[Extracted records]
***
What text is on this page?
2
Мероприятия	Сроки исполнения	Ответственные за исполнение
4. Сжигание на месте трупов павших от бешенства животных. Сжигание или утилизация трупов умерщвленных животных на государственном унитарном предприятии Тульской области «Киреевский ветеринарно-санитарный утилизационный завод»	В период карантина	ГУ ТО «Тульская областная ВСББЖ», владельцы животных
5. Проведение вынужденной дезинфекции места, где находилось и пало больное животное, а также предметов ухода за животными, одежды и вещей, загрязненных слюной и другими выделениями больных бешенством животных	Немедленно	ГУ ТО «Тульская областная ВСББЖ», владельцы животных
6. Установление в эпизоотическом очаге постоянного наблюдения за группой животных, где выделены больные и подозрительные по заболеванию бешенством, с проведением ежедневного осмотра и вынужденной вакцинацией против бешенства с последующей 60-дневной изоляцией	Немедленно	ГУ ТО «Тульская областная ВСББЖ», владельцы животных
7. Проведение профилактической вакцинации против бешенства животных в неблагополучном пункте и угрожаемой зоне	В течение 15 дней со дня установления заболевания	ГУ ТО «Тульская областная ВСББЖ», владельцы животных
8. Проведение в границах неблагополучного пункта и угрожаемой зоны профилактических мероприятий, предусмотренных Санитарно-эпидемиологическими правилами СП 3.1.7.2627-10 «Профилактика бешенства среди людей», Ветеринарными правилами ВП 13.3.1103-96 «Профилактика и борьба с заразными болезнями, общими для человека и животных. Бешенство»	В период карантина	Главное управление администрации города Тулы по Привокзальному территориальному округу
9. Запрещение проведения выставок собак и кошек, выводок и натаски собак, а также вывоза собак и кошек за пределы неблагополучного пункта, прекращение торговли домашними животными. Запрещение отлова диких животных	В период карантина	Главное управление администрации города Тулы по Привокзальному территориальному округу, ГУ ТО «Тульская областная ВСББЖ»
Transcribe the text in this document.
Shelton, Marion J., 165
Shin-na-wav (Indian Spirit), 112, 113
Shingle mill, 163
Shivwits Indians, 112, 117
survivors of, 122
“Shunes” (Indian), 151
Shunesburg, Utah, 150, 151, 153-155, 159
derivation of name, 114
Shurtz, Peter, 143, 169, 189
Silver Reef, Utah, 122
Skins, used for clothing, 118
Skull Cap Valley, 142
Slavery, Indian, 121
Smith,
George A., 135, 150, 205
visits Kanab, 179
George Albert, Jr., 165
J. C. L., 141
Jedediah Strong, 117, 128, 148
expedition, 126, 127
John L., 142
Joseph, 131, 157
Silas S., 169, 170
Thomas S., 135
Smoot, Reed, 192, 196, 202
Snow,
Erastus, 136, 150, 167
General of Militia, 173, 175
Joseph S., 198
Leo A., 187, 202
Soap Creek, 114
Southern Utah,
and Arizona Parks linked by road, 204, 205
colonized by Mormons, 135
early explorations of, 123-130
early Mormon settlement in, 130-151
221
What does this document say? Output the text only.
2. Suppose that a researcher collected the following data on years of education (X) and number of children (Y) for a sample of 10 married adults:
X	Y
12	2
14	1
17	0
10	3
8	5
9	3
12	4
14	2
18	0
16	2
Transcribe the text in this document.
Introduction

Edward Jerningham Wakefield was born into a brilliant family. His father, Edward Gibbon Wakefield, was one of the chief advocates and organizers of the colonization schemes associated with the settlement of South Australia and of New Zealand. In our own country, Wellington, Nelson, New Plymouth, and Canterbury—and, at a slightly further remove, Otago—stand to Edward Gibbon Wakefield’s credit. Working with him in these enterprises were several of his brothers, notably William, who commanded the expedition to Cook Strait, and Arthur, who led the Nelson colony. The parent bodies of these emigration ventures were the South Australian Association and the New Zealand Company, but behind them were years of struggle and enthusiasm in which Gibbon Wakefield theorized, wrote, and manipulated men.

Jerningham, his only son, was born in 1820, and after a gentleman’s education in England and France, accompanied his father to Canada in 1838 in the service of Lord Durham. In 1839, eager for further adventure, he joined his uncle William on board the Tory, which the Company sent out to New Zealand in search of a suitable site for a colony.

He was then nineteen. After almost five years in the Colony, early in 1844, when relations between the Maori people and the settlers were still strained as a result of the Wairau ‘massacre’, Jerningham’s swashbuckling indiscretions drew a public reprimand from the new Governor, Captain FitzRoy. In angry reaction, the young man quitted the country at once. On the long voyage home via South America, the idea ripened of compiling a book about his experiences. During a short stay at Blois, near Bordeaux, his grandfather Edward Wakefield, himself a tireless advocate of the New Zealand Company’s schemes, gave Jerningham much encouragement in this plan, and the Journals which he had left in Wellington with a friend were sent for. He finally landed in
***
• **REQUIRED WORK**: Check the data for the word "this" and pull out the lines that have it.

• **ANSWER**:
What text is on this page?
Transcribe the text in this document.
What does this document say? Output the text only.
Transcribe the text in this document.
He was then nineteen. After almost five years in the Colony, early in 1844, when relations between the Maori people and the settlers were still strained as a result of the Wairau ‘massacre’, Jerningham’s swashbuckling indiscretions drew a public reprimand from the new Governor, Captain FitzRoy. In angry reaction, the young man quitted the country at once. On the long voyage home via South America, the idea ripened of compiling a book about his experiences. During a short stay at Blois, near Bordeaux, his grandfather Edward Wakefield, himself a tireless advocate of the New Zealand Company’s schemes, gave Jerningham much encouragement in this plan, and the Journals which he had left in Wellington with a friend were sent for. He finally landed in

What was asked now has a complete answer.